[Extracted data entries]

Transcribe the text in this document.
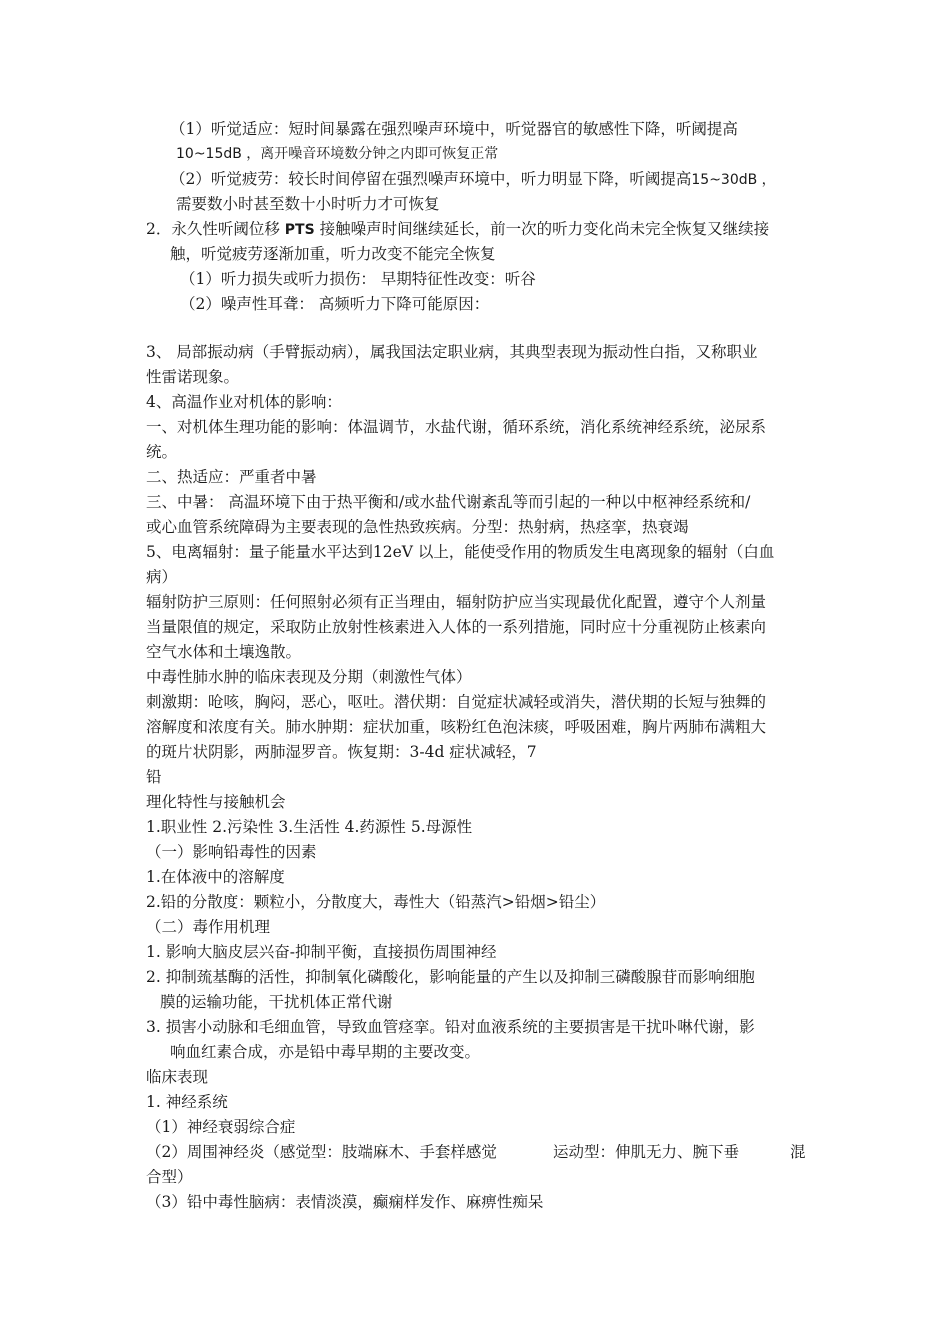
（1）听觉适应：短时间暴露在强烈噪声环境中，听觉器官的敏感性下降，听阈提高
10~15dB ，离开噪音环境数分钟之内即可恢复正常
（2）听觉疲劳：较长时间停留在强烈噪声环境中，听力明显下降，听阈提高15~30dB ，
需要数小时甚至数十小时听力才可恢复
2．永久性听阈位移 PTS 接触噪声时间继续延长，前一次的听力变化尚未完全恢复又继续接
触，听觉疲劳逐渐加重，听力改变不能完全恢复
（1）听力损失或听力损伤： 早期特征性改变：听谷
（2）噪声性耳聋： 高频听力下降可能原因：
3、 局部振动病（手臂振动病），属我国法定职业病，其典型表现为振动性白指，又称职业
性雷诺现象。
4、高温作业对机体的影响：
一、对机体生理功能的影响：体温调节，水盐代谢，循环系统，消化系统神经系统，泌尿系
统。
二、热适应：严重者中暑
三、中暑： 高温环境下由于热平衡和/或水盐代谢紊乱等而引起的一种以中枢神经系统和/
或心血管系统障碍为主要表现的急性热致疾病。分型：热射病，热痉挛，热衰竭
5、电离辐射：量子能量水平达到12eV 以上，能使受作用的物质发生电离现象的辐射（白血
病）
辐射防护三原则：任何照射必须有正当理由，辐射防护应当实现最优化配置，遵守个人剂量
当量限值的规定，采取防止放射性核素进入人体的一系列措施，同时应十分重视防止核素向
空气水体和土壤逸散。
中毒性肺水肿的临床表现及分期（刺激性气体）
刺激期：呛咳，胸闷，恶心，呕吐。潜伏期：自觉症状减轻或消失，潜伏期的长短与独舞的
溶解度和浓度有关。肺水肿期：症状加重，咳粉红色泡沫痰，呼吸困难，胸片两肺布满粗大
的斑片状阴影，两肺湿罗音。恢复期：3-4d 症状减轻，7
铅
理化特性与接触机会
1.职业性 2.污染性 3.生活性 4.药源性 5.母源性
（一）影响铅毒性的因素
1.在体液中的溶解度
2.铅的分散度：颗粒小，分散度大，毒性大（铅蒸汽>铅烟>铅尘）
（二）毒作用机理
1. 影响大脑皮层兴奋-抑制平衡，直接损伤周围神经
2. 抑制巯基酶的活性，抑制氧化磷酸化，影响能量的产生以及抑制三磷酸腺苷而影响细胞
膜的运输功能，干扰机体正常代谢
3. 损害小动脉和毛细血管，导致血管痉挛。铅对血液系统的主要损害是干扰卟啉代谢，影
响血红素合成，亦是铅中毒早期的主要改变。
临床表现
1. 神经系统
（1）神经衰弱综合症
（2）周围神经炎（感觉型：肢端麻木、手套样感觉	运动型：伸肌无力、腕下垂	混
合型）
（3）铅中毒性脑病：表情淡漠，癫痫样发作、麻痹性痴呆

[GIVEN PROBLEM]
Repeat all of the records verbatim, leaving out the pictures.

[FINAL RESULT]
Transcribe the text in this document.
（1）听觉适应：短时间暴露在强烈噪声环境中，听觉器官的敏感性下降，听阈提高
10~15dB ，离开噪音环境数分钟之内即可恢复正常
（2）听觉疲劳：较长时间停留在强烈噪声环境中，听力明显下降，听阈提高15~30dB ，
需要数小时甚至数十小时听力才可恢复
2．永久性听阈位移 PTS 接触噪声时间继续延长，前一次的听力变化尚未完全恢复又继续接
触，听觉疲劳逐渐加重，听力改变不能完全恢复
（1）听力损失或听力损伤： 早期特征性改变：听谷
（2）噪声性耳聋： 高频听力下降可能原因：
3、 局部振动病（手臂振动病），属我国法定职业病，其典型表现为振动性白指，又称职业
性雷诺现象。
4、高温作业对机体的影响：
一、对机体生理功能的影响：体温调节，水盐代谢，循环系统，消化系统神经系统，泌尿系
统。
二、热适应：严重者中暑
三、中暑： 高温环境下由于热平衡和/或水盐代谢紊乱等而引起的一种以中枢神经系统和/
或心血管系统障碍为主要表现的急性热致疾病。分型：热射病，热痉挛，热衰竭
5、电离辐射：量子能量水平达到12eV 以上，能使受作用的物质发生电离现象的辐射（白血
病）
辐射防护三原则：任何照射必须有正当理由，辐射防护应当实现最优化配置，遵守个人剂量
当量限值的规定，采取防止放射性核素进入人体的一系列措施，同时应十分重视防止核素向
空气水体和土壤逸散。
中毒性肺水肿的临床表现及分期（刺激性气体）
刺激期：呛咳，胸闷，恶心，呕吐。潜伏期：自觉症状减轻或消失，潜伏期的长短与独舞的
溶解度和浓度有关。肺水肿期：症状加重，咳粉红色泡沫痰，呼吸困难，胸片两肺布满粗大
的斑片状阴影，两肺湿罗音。恢复期：3-4d 症状减轻，7
铅
理化特性与接触机会
1.职业性 2.污染性 3.生活性 4.药源性 5.母源性
（一）影响铅毒性的因素
1.在体液中的溶解度
2.铅的分散度：颗粒小，分散度大，毒性大（铅蒸汽>铅烟>铅尘）
（二）毒作用机理
1. 影响大脑皮层兴奋-抑制平衡，直接损伤周围神经
2. 抑制巯基酶的活性，抑制氧化磷酸化，影响能量的产生以及抑制三磷酸腺苷而影响细胞
膜的运输功能，干扰机体正常代谢
3. 损害小动脉和毛细血管，导致血管痉挛。铅对血液系统的主要损害是干扰卟啉代谢，影
响血红素合成，亦是铅中毒早期的主要改变。
临床表现
1. 神经系统
（1）神经衰弱综合症
（2）周围神经炎（感觉型：肢端麻木、手套样感觉	运动型：伸肌无力、腕下垂	混
合型）
（3）铅中毒性脑病：表情淡漠，癫痫样发作、麻痹性痴呆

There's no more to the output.